## Task instructions:
Faithfully return all lines, omitting every embedded picture.

[Dataset rows about figures]
· · · ·

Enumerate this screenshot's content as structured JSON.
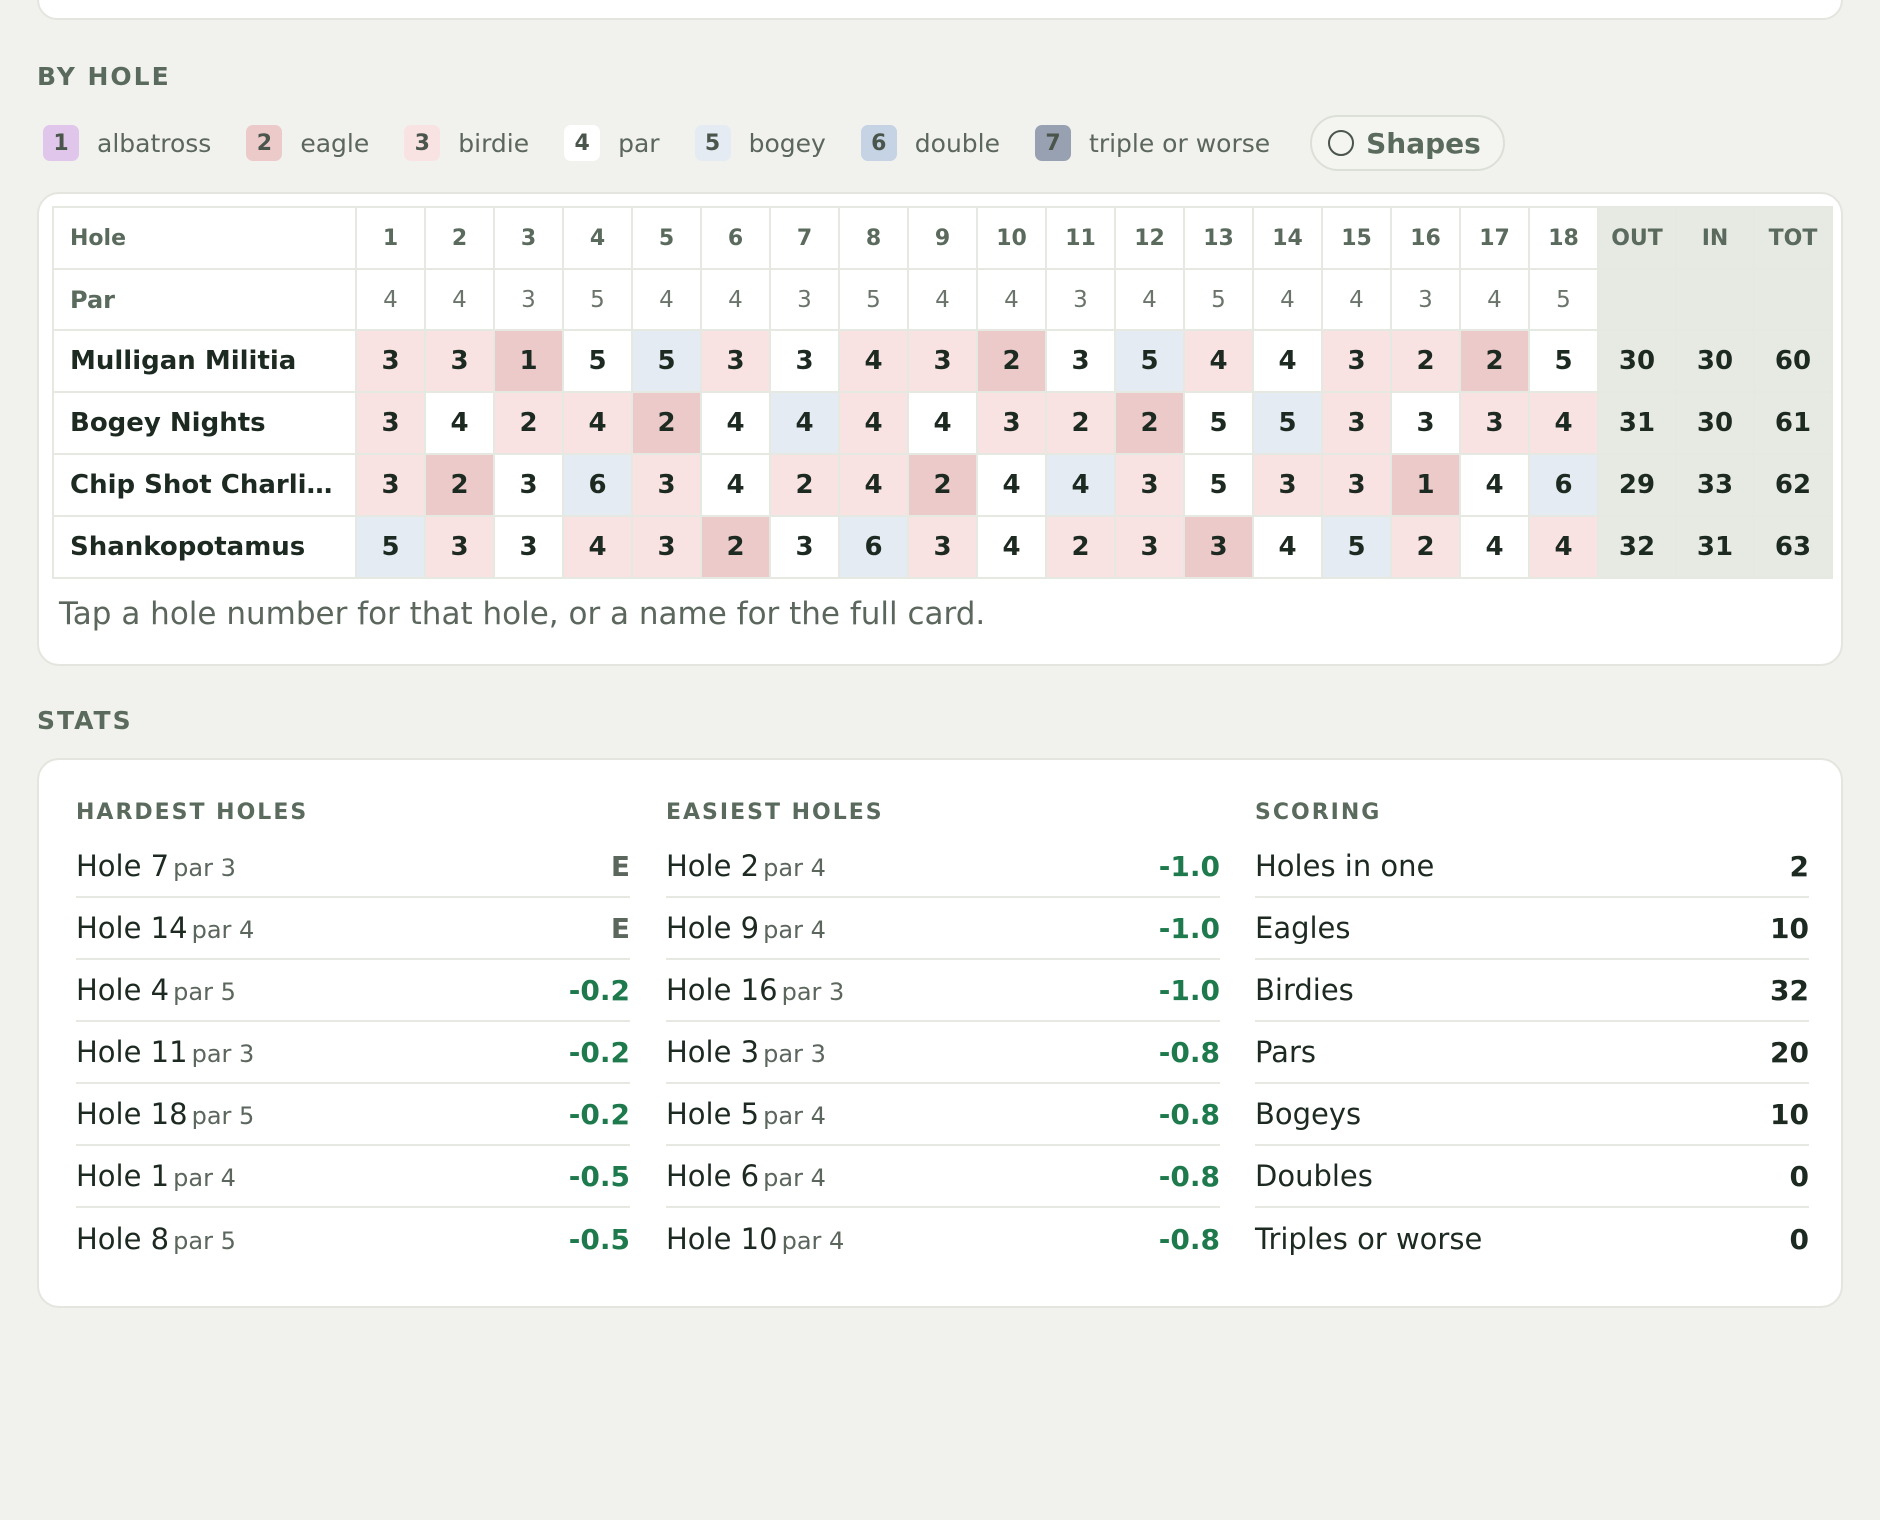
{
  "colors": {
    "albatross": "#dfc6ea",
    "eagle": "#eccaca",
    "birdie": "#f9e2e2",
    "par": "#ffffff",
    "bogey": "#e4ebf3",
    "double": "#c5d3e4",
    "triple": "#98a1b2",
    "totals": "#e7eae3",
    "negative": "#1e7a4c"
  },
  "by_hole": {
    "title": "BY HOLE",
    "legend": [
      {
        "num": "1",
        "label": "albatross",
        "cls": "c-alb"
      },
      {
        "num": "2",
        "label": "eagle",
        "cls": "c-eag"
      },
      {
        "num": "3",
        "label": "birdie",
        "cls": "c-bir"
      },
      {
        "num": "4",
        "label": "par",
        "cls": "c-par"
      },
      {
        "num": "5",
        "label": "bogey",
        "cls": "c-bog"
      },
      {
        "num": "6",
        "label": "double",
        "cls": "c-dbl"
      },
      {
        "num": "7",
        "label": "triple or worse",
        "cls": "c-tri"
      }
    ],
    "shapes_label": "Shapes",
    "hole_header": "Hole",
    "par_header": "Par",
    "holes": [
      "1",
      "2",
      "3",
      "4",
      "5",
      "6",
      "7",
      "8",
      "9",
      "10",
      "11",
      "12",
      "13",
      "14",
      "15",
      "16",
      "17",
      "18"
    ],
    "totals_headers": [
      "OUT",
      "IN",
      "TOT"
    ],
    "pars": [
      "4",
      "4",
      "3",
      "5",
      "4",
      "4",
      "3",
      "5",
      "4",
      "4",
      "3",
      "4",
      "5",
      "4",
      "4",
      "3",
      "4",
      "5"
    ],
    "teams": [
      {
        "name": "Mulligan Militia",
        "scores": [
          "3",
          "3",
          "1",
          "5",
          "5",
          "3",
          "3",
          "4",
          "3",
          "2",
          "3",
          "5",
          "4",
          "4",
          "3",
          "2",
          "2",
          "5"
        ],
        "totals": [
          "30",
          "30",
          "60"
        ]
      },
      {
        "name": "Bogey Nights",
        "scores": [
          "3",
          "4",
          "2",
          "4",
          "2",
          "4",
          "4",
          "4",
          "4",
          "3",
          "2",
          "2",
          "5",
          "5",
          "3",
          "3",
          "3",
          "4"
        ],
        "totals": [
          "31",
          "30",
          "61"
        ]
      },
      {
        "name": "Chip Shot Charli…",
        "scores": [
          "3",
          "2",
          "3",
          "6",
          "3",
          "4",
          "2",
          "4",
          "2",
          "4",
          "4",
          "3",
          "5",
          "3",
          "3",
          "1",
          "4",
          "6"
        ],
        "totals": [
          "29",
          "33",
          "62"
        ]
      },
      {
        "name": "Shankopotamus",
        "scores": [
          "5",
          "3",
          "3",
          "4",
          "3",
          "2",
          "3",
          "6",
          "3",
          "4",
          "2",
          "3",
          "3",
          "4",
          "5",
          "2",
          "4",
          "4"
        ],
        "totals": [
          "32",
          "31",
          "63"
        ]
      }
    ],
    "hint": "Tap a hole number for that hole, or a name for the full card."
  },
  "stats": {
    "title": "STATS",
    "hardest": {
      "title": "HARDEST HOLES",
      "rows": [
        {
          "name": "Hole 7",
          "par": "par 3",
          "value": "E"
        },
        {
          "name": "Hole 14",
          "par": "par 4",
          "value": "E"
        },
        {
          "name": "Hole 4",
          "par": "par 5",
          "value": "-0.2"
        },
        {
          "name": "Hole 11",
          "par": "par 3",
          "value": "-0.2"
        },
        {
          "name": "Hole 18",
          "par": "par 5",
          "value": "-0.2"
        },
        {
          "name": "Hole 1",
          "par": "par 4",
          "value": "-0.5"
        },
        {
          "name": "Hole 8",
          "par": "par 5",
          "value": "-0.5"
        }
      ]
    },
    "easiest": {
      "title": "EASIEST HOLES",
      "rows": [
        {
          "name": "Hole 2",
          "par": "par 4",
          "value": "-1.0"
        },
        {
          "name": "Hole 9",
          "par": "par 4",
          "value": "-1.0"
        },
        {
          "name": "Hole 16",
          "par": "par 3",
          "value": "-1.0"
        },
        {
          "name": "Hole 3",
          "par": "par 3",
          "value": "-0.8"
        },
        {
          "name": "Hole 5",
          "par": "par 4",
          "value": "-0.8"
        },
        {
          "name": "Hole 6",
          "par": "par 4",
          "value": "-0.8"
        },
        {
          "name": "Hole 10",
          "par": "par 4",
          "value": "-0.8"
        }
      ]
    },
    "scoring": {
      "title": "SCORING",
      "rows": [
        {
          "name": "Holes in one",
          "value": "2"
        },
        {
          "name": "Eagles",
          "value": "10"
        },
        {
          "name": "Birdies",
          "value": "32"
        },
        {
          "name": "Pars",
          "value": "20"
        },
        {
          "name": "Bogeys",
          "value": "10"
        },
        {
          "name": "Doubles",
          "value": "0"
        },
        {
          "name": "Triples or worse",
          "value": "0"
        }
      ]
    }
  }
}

· · · ·

## Answer to the exercise:
Enumerate this screenshot's content as structured JSON.
{
  "colors": {
    "albatross": "#dfc6ea",
    "eagle": "#eccaca",
    "birdie": "#f9e2e2",
    "par": "#ffffff",
    "bogey": "#e4ebf3",
    "double": "#c5d3e4",
    "triple": "#98a1b2",
    "totals": "#e7eae3",
    "negative": "#1e7a4c"
  },
  "by_hole": {
    "title": "BY HOLE",
    "legend": [
      {
        "num": "1",
        "label": "albatross",
        "cls": "c-alb"
      },
      {
        "num": "2",
        "label": "eagle",
        "cls": "c-eag"
      },
      {
        "num": "3",
        "label": "birdie",
        "cls": "c-bir"
      },
      {
        "num": "4",
        "label": "par",
        "cls": "c-par"
      },
      {
        "num": "5",
        "label": "bogey",
        "cls": "c-bog"
      },
      {
        "num": "6",
        "label": "double",
        "cls": "c-dbl"
      },
      {
        "num": "7",
        "label": "triple or worse",
        "cls": "c-tri"
      }
    ],
    "shapes_label": "Shapes",
    "hole_header": "Hole",
    "par_header": "Par",
    "holes": [
      "1",
      "2",
      "3",
      "4",
      "5",
      "6",
      "7",
      "8",
      "9",
      "10",
      "11",
      "12",
      "13",
      "14",
      "15",
      "16",
      "17",
      "18"
    ],
    "totals_headers": [
      "OUT",
      "IN",
      "TOT"
    ],
    "pars": [
      "4",
      "4",
      "3",
      "5",
      "4",
      "4",
      "3",
      "5",
      "4",
      "4",
      "3",
      "4",
      "5",
      "4",
      "4",
      "3",
      "4",
      "5"
    ],
    "teams": [
      {
        "name": "Mulligan Militia",
        "scores": [
          "3",
          "3",
          "1",
          "5",
          "5",
          "3",
          "3",
          "4",
          "3",
          "2",
          "3",
          "5",
          "4",
          "4",
          "3",
          "2",
          "2",
          "5"
        ],
        "totals": [
          "30",
          "30",
          "60"
        ]
      },
      {
        "name": "Bogey Nights",
        "scores": [
          "3",
          "4",
          "2",
          "4",
          "2",
          "4",
          "4",
          "4",
          "4",
          "3",
          "2",
          "2",
          "5",
          "5",
          "3",
          "3",
          "3",
          "4"
        ],
        "totals": [
          "31",
          "30",
          "61"
        ]
      },
      {
        "name": "Chip Shot Charli…",
        "scores": [
          "3",
          "2",
          "3",
          "6",
          "3",
          "4",
          "2",
          "4",
          "2",
          "4",
          "4",
          "3",
          "5",
          "3",
          "3",
          "1",
          "4",
          "6"
        ],
        "totals": [
          "29",
          "33",
          "62"
        ]
      },
      {
        "name": "Shankopotamus",
        "scores": [
          "5",
          "3",
          "3",
          "4",
          "3",
          "2",
          "3",
          "6",
          "3",
          "4",
          "2",
          "3",
          "3",
          "4",
          "5",
          "2",
          "4",
          "4"
        ],
        "totals": [
          "32",
          "31",
          "63"
        ]
      }
    ],
    "hint": "Tap a hole number for that hole, or a name for the full card."
  },
  "stats": {
    "title": "STATS",
    "hardest": {
      "title": "HARDEST HOLES",
      "rows": [
        {
          "name": "Hole 7",
          "par": "par 3",
          "value": "E"
        },
        {
          "name": "Hole 14",
          "par": "par 4",
          "value": "E"
        },
        {
          "name": "Hole 4",
          "par": "par 5",
          "value": "-0.2"
        },
        {
          "name": "Hole 11",
          "par": "par 3",
          "value": "-0.2"
        },
        {
          "name": "Hole 18",
          "par": "par 5",
          "value": "-0.2"
        },
        {
          "name": "Hole 1",
          "par": "par 4",
          "value": "-0.5"
        },
        {
          "name": "Hole 8",
          "par": "par 5",
          "value": "-0.5"
        }
      ]
    },
    "easiest": {
      "title": "EASIEST HOLES",
      "rows": [
        {
          "name": "Hole 2",
          "par": "par 4",
          "value": "-1.0"
        },
        {
          "name": "Hole 9",
          "par": "par 4",
          "value": "-1.0"
        },
        {
          "name": "Hole 16",
          "par": "par 3",
          "value": "-1.0"
        },
        {
          "name": "Hole 3",
          "par": "par 3",
          "value": "-0.8"
        },
        {
          "name": "Hole 5",
          "par": "par 4",
          "value": "-0.8"
        },
        {
          "name": "Hole 6",
          "par": "par 4",
          "value": "-0.8"
        },
        {
          "name": "Hole 10",
          "par": "par 4",
          "value": "-0.8"
        }
      ]
    },
    "scoring": {
      "title": "SCORING",
      "rows": [
        {
          "name": "Holes in one",
          "value": "2"
        },
        {
          "name": "Eagles",
          "value": "10"
        },
        {
          "name": "Birdies",
          "value": "32"
        },
        {
          "name": "Pars",
          "value": "20"
        },
        {
          "name": "Bogeys",
          "value": "10"
        },
        {
          "name": "Doubles",
          "value": "0"
        },
        {
          "name": "Triples or worse",
          "value": "0"
        }
      ]
    }
  }
}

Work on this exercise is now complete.